WRITTEN INSTRUCTION: Type out all the records word for word. Any pictures are to be left out.

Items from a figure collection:

+ + + +

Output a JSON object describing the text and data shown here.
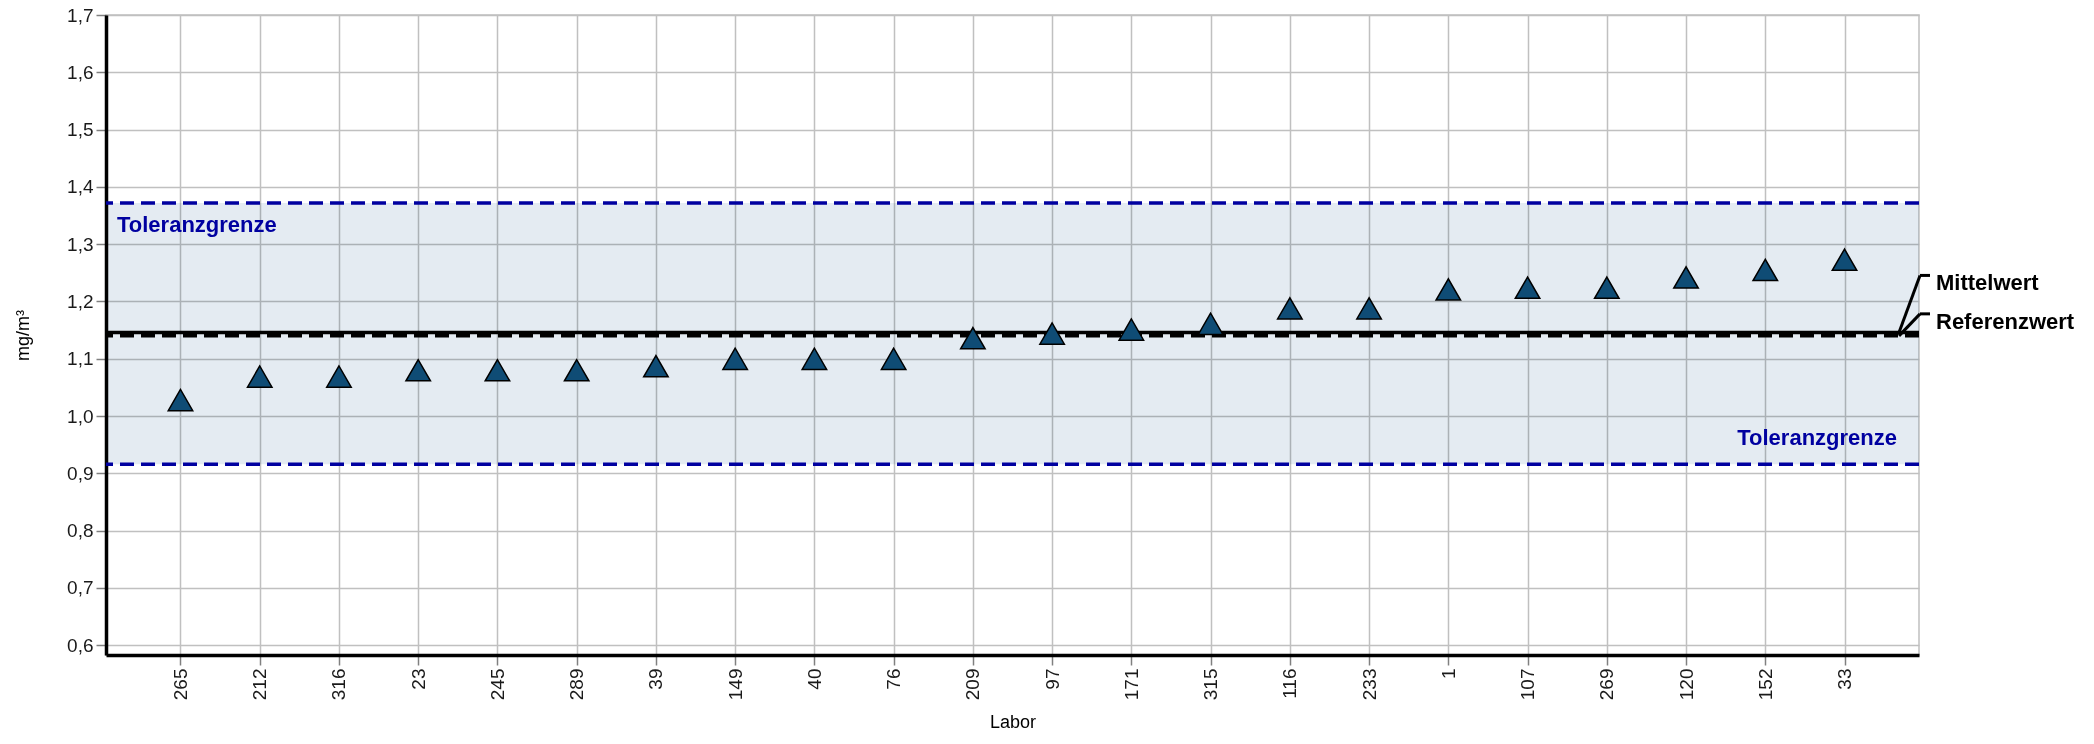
{
  "chart_data": {
    "type": "scatter",
    "xlabel": "Labor",
    "ylabel": "mg/m³",
    "categories": [
      "265",
      "212",
      "316",
      "23",
      "245",
      "289",
      "39",
      "149",
      "40",
      "76",
      "209",
      "97",
      "171",
      "315",
      "116",
      "233",
      "1",
      "107",
      "269",
      "120",
      "152",
      "33"
    ],
    "series": [
      {
        "color": "#0f4c75",
        "values": [
          1.028,
          1.069,
          1.069,
          1.08,
          1.08,
          1.08,
          1.087,
          1.1,
          1.1,
          1.1,
          1.136,
          1.144,
          1.151,
          1.161,
          1.188,
          1.188,
          1.221,
          1.224,
          1.224,
          1.242,
          1.255,
          1.273
        ]
      }
    ],
    "marker": "triangle",
    "grid": true,
    "ylim": [
      0.583,
      1.7
    ],
    "yticks": [
      {
        "value": 0.6,
        "label": "0,6"
      },
      {
        "value": 0.7,
        "label": "0,7"
      },
      {
        "value": 0.8,
        "label": "0,8"
      },
      {
        "value": 0.9,
        "label": "0,9"
      },
      {
        "value": 1.0,
        "label": "1,0"
      },
      {
        "value": 1.1,
        "label": "1,1"
      },
      {
        "value": 1.2,
        "label": "1,2"
      },
      {
        "value": 1.3,
        "label": "1,3"
      },
      {
        "value": 1.4,
        "label": "1,4"
      },
      {
        "value": 1.5,
        "label": "1,5"
      },
      {
        "value": 1.6,
        "label": "1,6"
      },
      {
        "value": 1.7,
        "label": "1,7"
      }
    ],
    "bands": [
      {
        "axis": "y",
        "from": 0.916,
        "to": 1.372,
        "color": "#e4ebf2"
      }
    ],
    "ref_lines": [
      {
        "axis": "y",
        "value": 1.372,
        "label": "Toleranzgrenze",
        "color": "#0000a0",
        "line_style": "dashed"
      },
      {
        "axis": "y",
        "value": 0.916,
        "label": "Toleranzgrenze",
        "color": "#0000a0",
        "line_style": "dashed"
      },
      {
        "axis": "y",
        "value": 1.146,
        "label": "Mittelwert",
        "color": "#000000",
        "line_style": "solid"
      },
      {
        "axis": "y",
        "value": 1.14,
        "label": "Referenzwert",
        "color": "#000000",
        "line_style": "dashed"
      }
    ]
  }
}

+ + + +

WRITTEN SOLUTION:
Output a JSON object describing the text and data shown here.
{
  "chart_data": {
    "type": "scatter",
    "xlabel": "Labor",
    "ylabel": "mg/m³",
    "categories": [
      "265",
      "212",
      "316",
      "23",
      "245",
      "289",
      "39",
      "149",
      "40",
      "76",
      "209",
      "97",
      "171",
      "315",
      "116",
      "233",
      "1",
      "107",
      "269",
      "120",
      "152",
      "33"
    ],
    "series": [
      {
        "color": "#0f4c75",
        "values": [
          1.028,
          1.069,
          1.069,
          1.08,
          1.08,
          1.08,
          1.087,
          1.1,
          1.1,
          1.1,
          1.136,
          1.144,
          1.151,
          1.161,
          1.188,
          1.188,
          1.221,
          1.224,
          1.224,
          1.242,
          1.255,
          1.273
        ]
      }
    ],
    "marker": "triangle",
    "grid": true,
    "ylim": [
      0.583,
      1.7
    ],
    "yticks": [
      {
        "value": 0.6,
        "label": "0,6"
      },
      {
        "value": 0.7,
        "label": "0,7"
      },
      {
        "value": 0.8,
        "label": "0,8"
      },
      {
        "value": 0.9,
        "label": "0,9"
      },
      {
        "value": 1.0,
        "label": "1,0"
      },
      {
        "value": 1.1,
        "label": "1,1"
      },
      {
        "value": 1.2,
        "label": "1,2"
      },
      {
        "value": 1.3,
        "label": "1,3"
      },
      {
        "value": 1.4,
        "label": "1,4"
      },
      {
        "value": 1.5,
        "label": "1,5"
      },
      {
        "value": 1.6,
        "label": "1,6"
      },
      {
        "value": 1.7,
        "label": "1,7"
      }
    ],
    "bands": [
      {
        "axis": "y",
        "from": 0.916,
        "to": 1.372,
        "color": "#e4ebf2"
      }
    ],
    "ref_lines": [
      {
        "axis": "y",
        "value": 1.372,
        "label": "Toleranzgrenze",
        "color": "#0000a0",
        "line_style": "dashed"
      },
      {
        "axis": "y",
        "value": 0.916,
        "label": "Toleranzgrenze",
        "color": "#0000a0",
        "line_style": "dashed"
      },
      {
        "axis": "y",
        "value": 1.146,
        "label": "Mittelwert",
        "color": "#000000",
        "line_style": "solid"
      },
      {
        "axis": "y",
        "value": 1.14,
        "label": "Referenzwert",
        "color": "#000000",
        "line_style": "dashed"
      }
    ]
  }
}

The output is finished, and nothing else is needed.